***** Excerpted records *****
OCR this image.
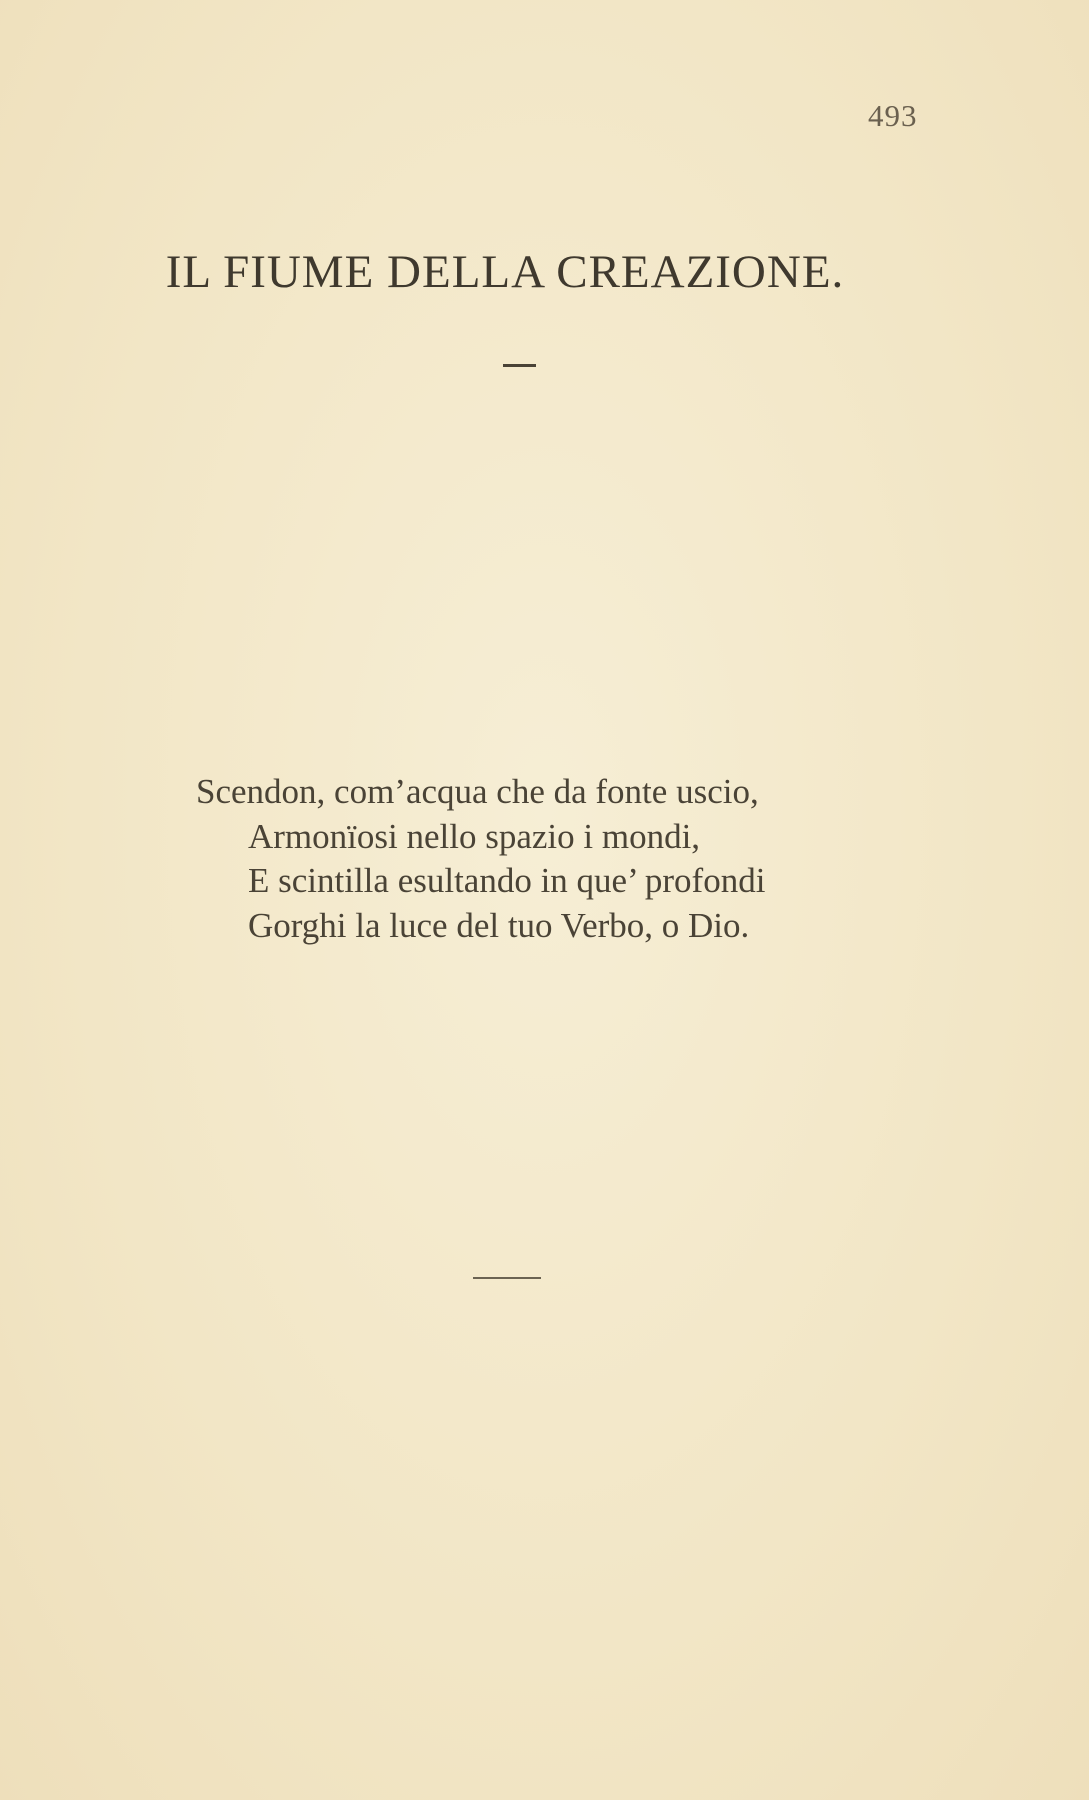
493
IL FIUME DELLA CREAZIONE.
Scendon, com’acqua che da fonte uscio,
Armonïosi nello spazio i mondi,
E scintilla esultando in que’ profondi
Gorghi la luce del tuo Verbo, o Dio.
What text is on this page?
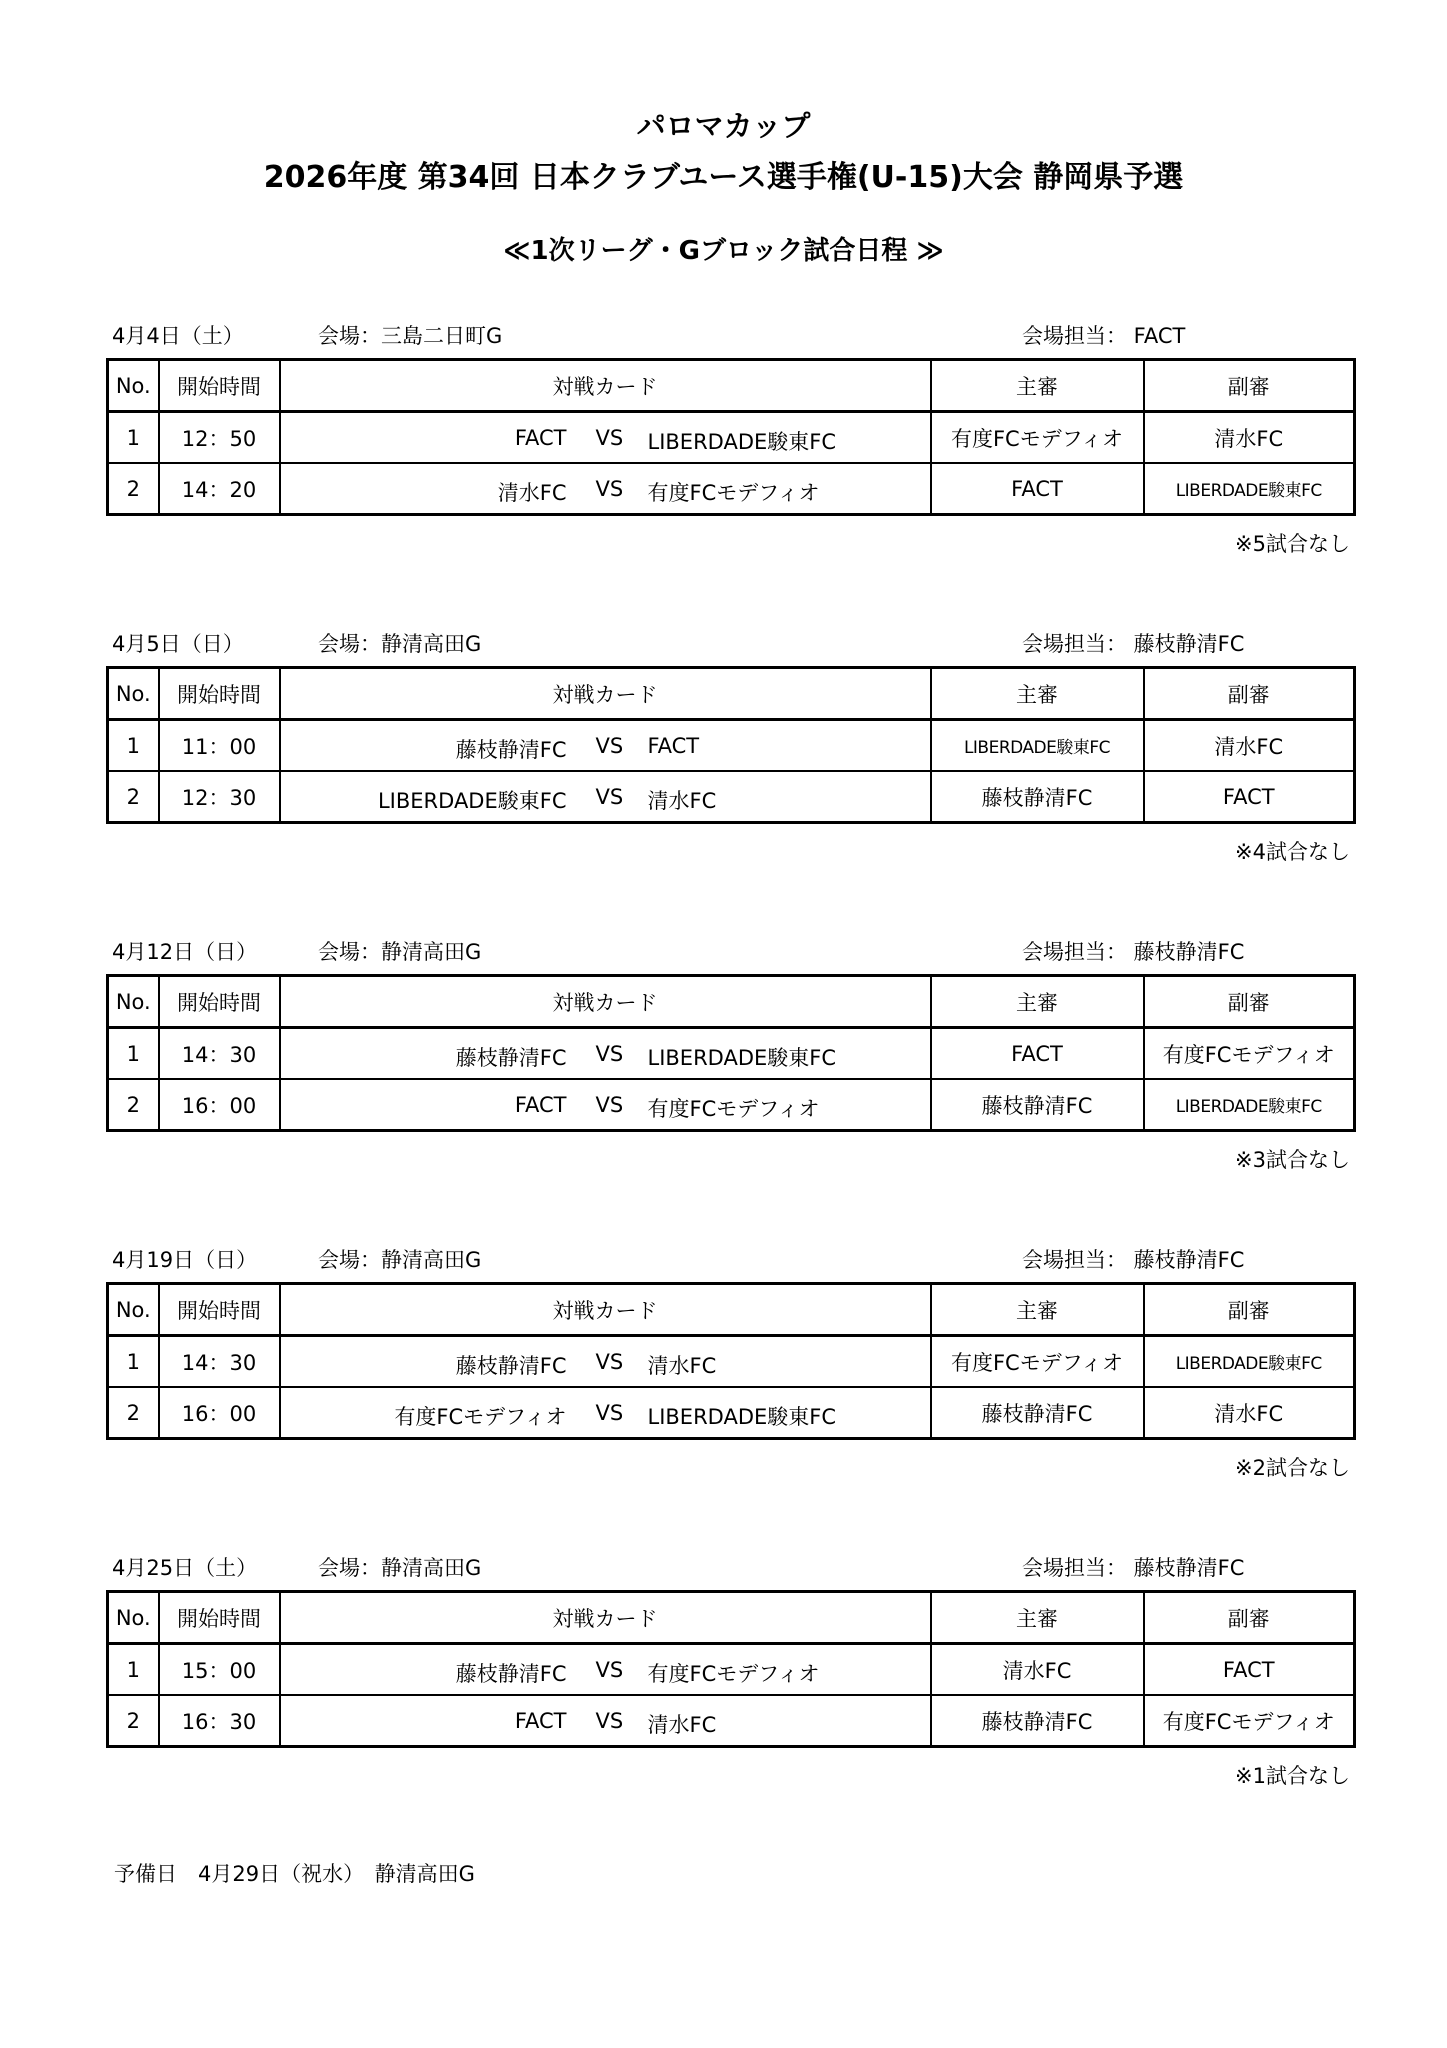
パロマカップ
2026年度 第34回 日本クラブユース選手権(U-15)大会 静岡県予選
≪1次リーグ・Gブロック試合日程 ≫
4月4日（土）	会場：三島二日町G	会場担当： FACT
No.	開始時間	対戦カード	主審	副審
1	12：50	FACT VS LIBERDADE駿東FC	有度FCモデフィオ	清水FC
2	14：20	清水FC VS 有度FCモデフィオ	FACT	LIBERDADE駿東FC
※5試合なし
4月5日（日）	会場：静清高田G	会場担当： 藤枝静清FC
No.	開始時間	対戦カード	主審	副審
1	11：00	藤枝静清FC VS FACT	LIBERDADE駿東FC	清水FC
2	12：30	LIBERDADE駿東FC VS 清水FC	藤枝静清FC	FACT
※4試合なし
4月12日（日）	会場：静清高田G	会場担当： 藤枝静清FC
No.	開始時間	対戦カード	主審	副審
1	14：30	藤枝静清FC VS LIBERDADE駿東FC	FACT	有度FCモデフィオ
2	16：00	FACT VS 有度FCモデフィオ	藤枝静清FC	LIBERDADE駿東FC
※3試合なし
4月19日（日）	会場：静清高田G	会場担当： 藤枝静清FC
No.	開始時間	対戦カード	主審	副審
1	14：30	藤枝静清FC VS 清水FC	有度FCモデフィオ	LIBERDADE駿東FC
2	16：00	有度FCモデフィオ VS LIBERDADE駿東FC	藤枝静清FC	清水FC
※2試合なし
4月25日（土）	会場：静清高田G	会場担当： 藤枝静清FC
No.	開始時間	対戦カード	主審	副審
1	15：00	藤枝静清FC VS 有度FCモデフィオ	清水FC	FACT
2	16：30	FACT VS 清水FC	藤枝静清FC	有度FCモデフィオ
※1試合なし
予備日　4月29日（祝水）　静清高田G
*****
■ Problem to work on:
All of the lines above should be retyped precisely, apart from the pictures.

■ Answer to this exercise:
OCR this image.
493
IL FIUME DELLA CREAZIONE.
Scendon, com’acqua che da fonte uscio,
Armonïosi nello spazio i mondi,
E scintilla esultando in que’ profondi
Gorghi la luce del tuo Verbo, o Dio.
What text is on this page?
パロマカップ
2026年度 第34回 日本クラブユース選手権(U-15)大会 静岡県予選
≪1次リーグ・Gブロック試合日程 ≫
4月4日（土）	会場：三島二日町G	会場担当： FACT
No.	開始時間	対戦カード	主審	副審
1	12：50	FACT VS LIBERDADE駿東FC	有度FCモデフィオ	清水FC
2	14：20	清水FC VS 有度FCモデフィオ	FACT	LIBERDADE駿東FC
※5試合なし
4月5日（日）	会場：静清高田G	会場担当： 藤枝静清FC
No.	開始時間	対戦カード	主審	副審
1	11：00	藤枝静清FC VS FACT	LIBERDADE駿東FC	清水FC
2	12：30	LIBERDADE駿東FC VS 清水FC	藤枝静清FC	FACT
※4試合なし
4月12日（日）	会場：静清高田G	会場担当： 藤枝静清FC
No.	開始時間	対戦カード	主審	副審
1	14：30	藤枝静清FC VS LIBERDADE駿東FC	FACT	有度FCモデフィオ
2	16：00	FACT VS 有度FCモデフィオ	藤枝静清FC	LIBERDADE駿東FC
※3試合なし
4月19日（日）	会場：静清高田G	会場担当： 藤枝静清FC
No.	開始時間	対戦カード	主審	副審
1	14：30	藤枝静清FC VS 清水FC	有度FCモデフィオ	LIBERDADE駿東FC
2	16：00	有度FCモデフィオ VS LIBERDADE駿東FC	藤枝静清FC	清水FC
※2試合なし
4月25日（土）	会場：静清高田G	会場担当： 藤枝静清FC
No.	開始時間	対戦カード	主審	副審
1	15：00	藤枝静清FC VS 有度FCモデフィオ	清水FC	FACT
2	16：30	FACT VS 清水FC	藤枝静清FC	有度FCモデフィオ
※1試合なし
予備日　4月29日（祝水）　静清高田G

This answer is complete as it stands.